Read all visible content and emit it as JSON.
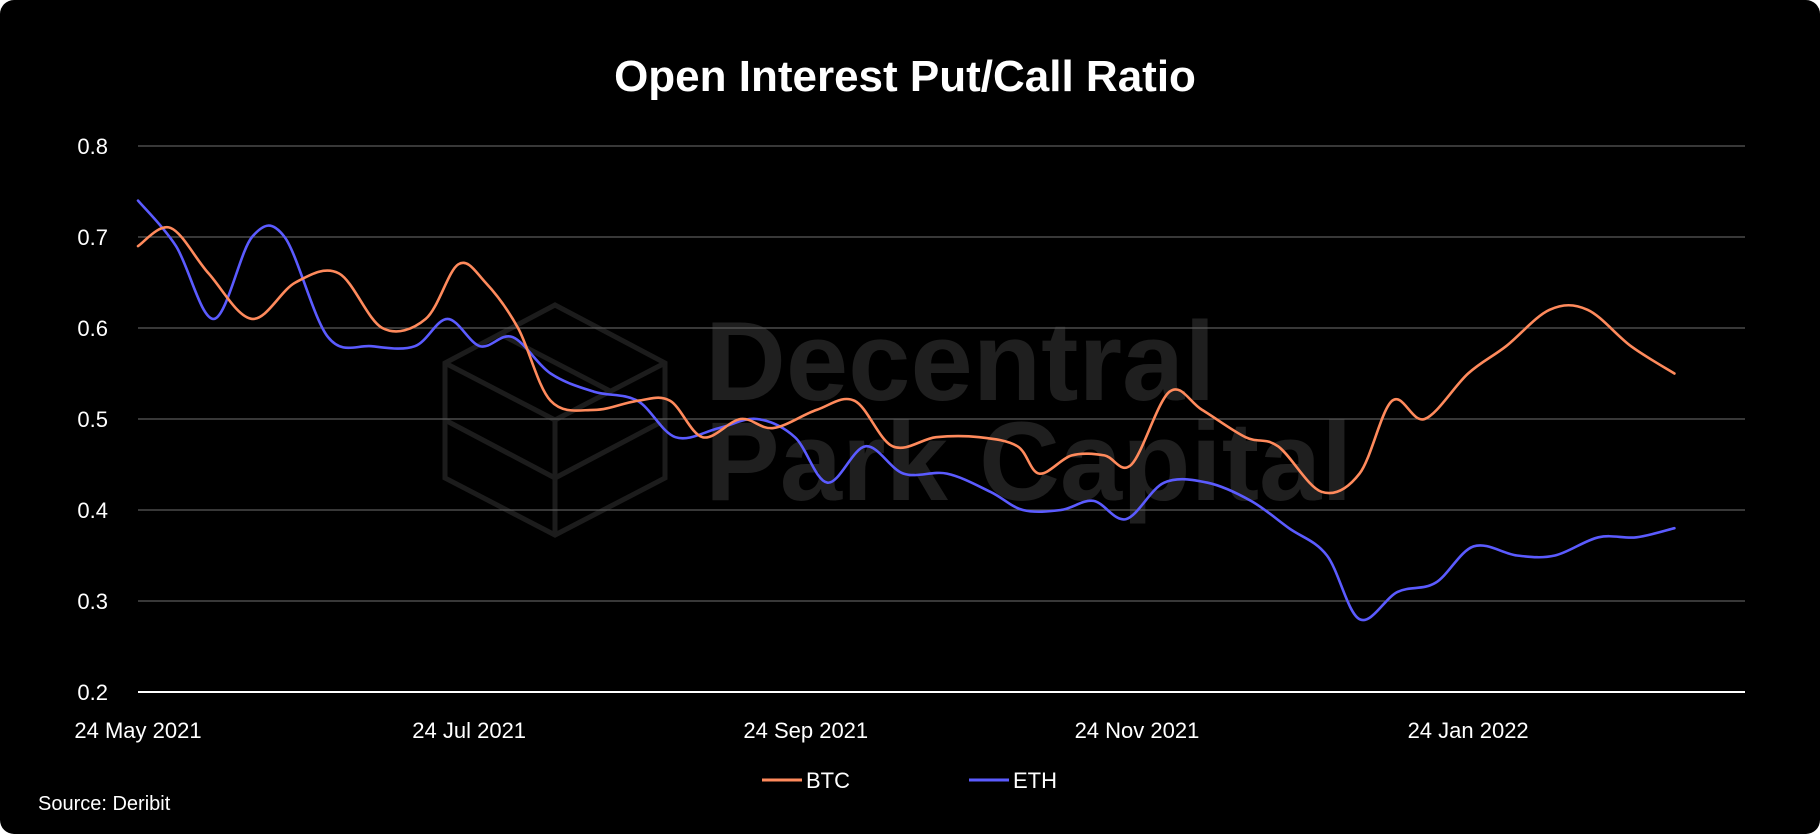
{
  "chart_data": {
    "type": "line",
    "title": "Open Interest Put/Call Ratio",
    "xlabel": "",
    "ylabel": "",
    "ylim": [
      0.2,
      0.8
    ],
    "yticks": [
      "0.2",
      "0.3",
      "0.4",
      "0.5",
      "0.6",
      "0.7",
      "0.8"
    ],
    "xlim": [
      "2021-05-24",
      "2022-03-16"
    ],
    "xticks": [
      {
        "date": "2021-05-24",
        "label": "24 May 2021"
      },
      {
        "date": "2021-07-24",
        "label": "24 Jul 2021"
      },
      {
        "date": "2021-09-24",
        "label": "24 Sep 2021"
      },
      {
        "date": "2021-11-24",
        "label": "24 Nov 2021"
      },
      {
        "date": "2022-01-24",
        "label": "24 Jan 2022"
      }
    ],
    "grid": true,
    "legend": "bottom-center",
    "series": [
      {
        "name": "BTC",
        "color": "#ff8a5c",
        "points": [
          [
            "2021-05-24",
            0.69
          ],
          [
            "2021-05-30",
            0.71
          ],
          [
            "2021-06-06",
            0.66
          ],
          [
            "2021-06-14",
            0.61
          ],
          [
            "2021-06-22",
            0.65
          ],
          [
            "2021-06-30",
            0.66
          ],
          [
            "2021-07-08",
            0.6
          ],
          [
            "2021-07-16",
            0.61
          ],
          [
            "2021-07-22",
            0.67
          ],
          [
            "2021-07-27",
            0.65
          ],
          [
            "2021-08-02",
            0.6
          ],
          [
            "2021-08-08",
            0.52
          ],
          [
            "2021-08-16",
            0.51
          ],
          [
            "2021-08-24",
            0.52
          ],
          [
            "2021-08-30",
            0.52
          ],
          [
            "2021-09-05",
            0.48
          ],
          [
            "2021-09-12",
            0.5
          ],
          [
            "2021-09-18",
            0.49
          ],
          [
            "2021-09-26",
            0.51
          ],
          [
            "2021-10-03",
            0.52
          ],
          [
            "2021-10-10",
            0.47
          ],
          [
            "2021-10-18",
            0.48
          ],
          [
            "2021-10-26",
            0.48
          ],
          [
            "2021-11-02",
            0.47
          ],
          [
            "2021-11-06",
            0.44
          ],
          [
            "2021-11-12",
            0.46
          ],
          [
            "2021-11-18",
            0.46
          ],
          [
            "2021-11-23",
            0.45
          ],
          [
            "2021-11-30",
            0.53
          ],
          [
            "2021-12-06",
            0.51
          ],
          [
            "2021-12-14",
            0.48
          ],
          [
            "2021-12-20",
            0.47
          ],
          [
            "2021-12-28",
            0.42
          ],
          [
            "2022-01-04",
            0.44
          ],
          [
            "2022-01-10",
            0.52
          ],
          [
            "2022-01-16",
            0.5
          ],
          [
            "2022-01-24",
            0.55
          ],
          [
            "2022-01-31",
            0.58
          ],
          [
            "2022-02-08",
            0.62
          ],
          [
            "2022-02-15",
            0.62
          ],
          [
            "2022-02-23",
            0.58
          ],
          [
            "2022-03-03",
            0.55
          ]
        ]
      },
      {
        "name": "ETH",
        "color": "#5b5bff",
        "points": [
          [
            "2021-05-24",
            0.74
          ],
          [
            "2021-05-31",
            0.69
          ],
          [
            "2021-06-07",
            0.61
          ],
          [
            "2021-06-14",
            0.7
          ],
          [
            "2021-06-20",
            0.7
          ],
          [
            "2021-06-28",
            0.59
          ],
          [
            "2021-07-06",
            0.58
          ],
          [
            "2021-07-14",
            0.58
          ],
          [
            "2021-07-20",
            0.61
          ],
          [
            "2021-07-26",
            0.58
          ],
          [
            "2021-08-01",
            0.59
          ],
          [
            "2021-08-08",
            0.55
          ],
          [
            "2021-08-16",
            0.53
          ],
          [
            "2021-08-24",
            0.52
          ],
          [
            "2021-08-31",
            0.48
          ],
          [
            "2021-09-08",
            0.49
          ],
          [
            "2021-09-15",
            0.5
          ],
          [
            "2021-09-22",
            0.48
          ],
          [
            "2021-09-28",
            0.43
          ],
          [
            "2021-10-05",
            0.47
          ],
          [
            "2021-10-12",
            0.44
          ],
          [
            "2021-10-20",
            0.44
          ],
          [
            "2021-10-28",
            0.42
          ],
          [
            "2021-11-03",
            0.4
          ],
          [
            "2021-11-10",
            0.4
          ],
          [
            "2021-11-16",
            0.41
          ],
          [
            "2021-11-22",
            0.39
          ],
          [
            "2021-11-29",
            0.43
          ],
          [
            "2021-12-07",
            0.43
          ],
          [
            "2021-12-15",
            0.41
          ],
          [
            "2021-12-22",
            0.38
          ],
          [
            "2021-12-29",
            0.35
          ],
          [
            "2022-01-04",
            0.28
          ],
          [
            "2022-01-11",
            0.31
          ],
          [
            "2022-01-18",
            0.32
          ],
          [
            "2022-01-25",
            0.36
          ],
          [
            "2022-02-02",
            0.35
          ],
          [
            "2022-02-09",
            0.35
          ],
          [
            "2022-02-17",
            0.37
          ],
          [
            "2022-02-24",
            0.37
          ],
          [
            "2022-03-03",
            0.38
          ]
        ]
      }
    ],
    "source": "Source: Deribit",
    "watermark": {
      "line1": "Decentral",
      "line2": "Park Capital"
    }
  }
}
--------------------------------
• [Work to be completed]:
Print each line of the material above exactly, with the pictures removed from your copy.

• [The answer]:
Read all visible content and emit it as JSON.
{
  "chart_data": {
    "type": "line",
    "title": "Open Interest Put/Call Ratio",
    "xlabel": "",
    "ylabel": "",
    "ylim": [
      0.2,
      0.8
    ],
    "yticks": [
      "0.2",
      "0.3",
      "0.4",
      "0.5",
      "0.6",
      "0.7",
      "0.8"
    ],
    "xlim": [
      "2021-05-24",
      "2022-03-16"
    ],
    "xticks": [
      {
        "date": "2021-05-24",
        "label": "24 May 2021"
      },
      {
        "date": "2021-07-24",
        "label": "24 Jul 2021"
      },
      {
        "date": "2021-09-24",
        "label": "24 Sep 2021"
      },
      {
        "date": "2021-11-24",
        "label": "24 Nov 2021"
      },
      {
        "date": "2022-01-24",
        "label": "24 Jan 2022"
      }
    ],
    "grid": true,
    "legend": "bottom-center",
    "series": [
      {
        "name": "BTC",
        "color": "#ff8a5c",
        "points": [
          [
            "2021-05-24",
            0.69
          ],
          [
            "2021-05-30",
            0.71
          ],
          [
            "2021-06-06",
            0.66
          ],
          [
            "2021-06-14",
            0.61
          ],
          [
            "2021-06-22",
            0.65
          ],
          [
            "2021-06-30",
            0.66
          ],
          [
            "2021-07-08",
            0.6
          ],
          [
            "2021-07-16",
            0.61
          ],
          [
            "2021-07-22",
            0.67
          ],
          [
            "2021-07-27",
            0.65
          ],
          [
            "2021-08-02",
            0.6
          ],
          [
            "2021-08-08",
            0.52
          ],
          [
            "2021-08-16",
            0.51
          ],
          [
            "2021-08-24",
            0.52
          ],
          [
            "2021-08-30",
            0.52
          ],
          [
            "2021-09-05",
            0.48
          ],
          [
            "2021-09-12",
            0.5
          ],
          [
            "2021-09-18",
            0.49
          ],
          [
            "2021-09-26",
            0.51
          ],
          [
            "2021-10-03",
            0.52
          ],
          [
            "2021-10-10",
            0.47
          ],
          [
            "2021-10-18",
            0.48
          ],
          [
            "2021-10-26",
            0.48
          ],
          [
            "2021-11-02",
            0.47
          ],
          [
            "2021-11-06",
            0.44
          ],
          [
            "2021-11-12",
            0.46
          ],
          [
            "2021-11-18",
            0.46
          ],
          [
            "2021-11-23",
            0.45
          ],
          [
            "2021-11-30",
            0.53
          ],
          [
            "2021-12-06",
            0.51
          ],
          [
            "2021-12-14",
            0.48
          ],
          [
            "2021-12-20",
            0.47
          ],
          [
            "2021-12-28",
            0.42
          ],
          [
            "2022-01-04",
            0.44
          ],
          [
            "2022-01-10",
            0.52
          ],
          [
            "2022-01-16",
            0.5
          ],
          [
            "2022-01-24",
            0.55
          ],
          [
            "2022-01-31",
            0.58
          ],
          [
            "2022-02-08",
            0.62
          ],
          [
            "2022-02-15",
            0.62
          ],
          [
            "2022-02-23",
            0.58
          ],
          [
            "2022-03-03",
            0.55
          ]
        ]
      },
      {
        "name": "ETH",
        "color": "#5b5bff",
        "points": [
          [
            "2021-05-24",
            0.74
          ],
          [
            "2021-05-31",
            0.69
          ],
          [
            "2021-06-07",
            0.61
          ],
          [
            "2021-06-14",
            0.7
          ],
          [
            "2021-06-20",
            0.7
          ],
          [
            "2021-06-28",
            0.59
          ],
          [
            "2021-07-06",
            0.58
          ],
          [
            "2021-07-14",
            0.58
          ],
          [
            "2021-07-20",
            0.61
          ],
          [
            "2021-07-26",
            0.58
          ],
          [
            "2021-08-01",
            0.59
          ],
          [
            "2021-08-08",
            0.55
          ],
          [
            "2021-08-16",
            0.53
          ],
          [
            "2021-08-24",
            0.52
          ],
          [
            "2021-08-31",
            0.48
          ],
          [
            "2021-09-08",
            0.49
          ],
          [
            "2021-09-15",
            0.5
          ],
          [
            "2021-09-22",
            0.48
          ],
          [
            "2021-09-28",
            0.43
          ],
          [
            "2021-10-05",
            0.47
          ],
          [
            "2021-10-12",
            0.44
          ],
          [
            "2021-10-20",
            0.44
          ],
          [
            "2021-10-28",
            0.42
          ],
          [
            "2021-11-03",
            0.4
          ],
          [
            "2021-11-10",
            0.4
          ],
          [
            "2021-11-16",
            0.41
          ],
          [
            "2021-11-22",
            0.39
          ],
          [
            "2021-11-29",
            0.43
          ],
          [
            "2021-12-07",
            0.43
          ],
          [
            "2021-12-15",
            0.41
          ],
          [
            "2021-12-22",
            0.38
          ],
          [
            "2021-12-29",
            0.35
          ],
          [
            "2022-01-04",
            0.28
          ],
          [
            "2022-01-11",
            0.31
          ],
          [
            "2022-01-18",
            0.32
          ],
          [
            "2022-01-25",
            0.36
          ],
          [
            "2022-02-02",
            0.35
          ],
          [
            "2022-02-09",
            0.35
          ],
          [
            "2022-02-17",
            0.37
          ],
          [
            "2022-02-24",
            0.37
          ],
          [
            "2022-03-03",
            0.38
          ]
        ]
      }
    ],
    "source": "Source: Deribit",
    "watermark": {
      "line1": "Decentral",
      "line2": "Park Capital"
    }
  }
}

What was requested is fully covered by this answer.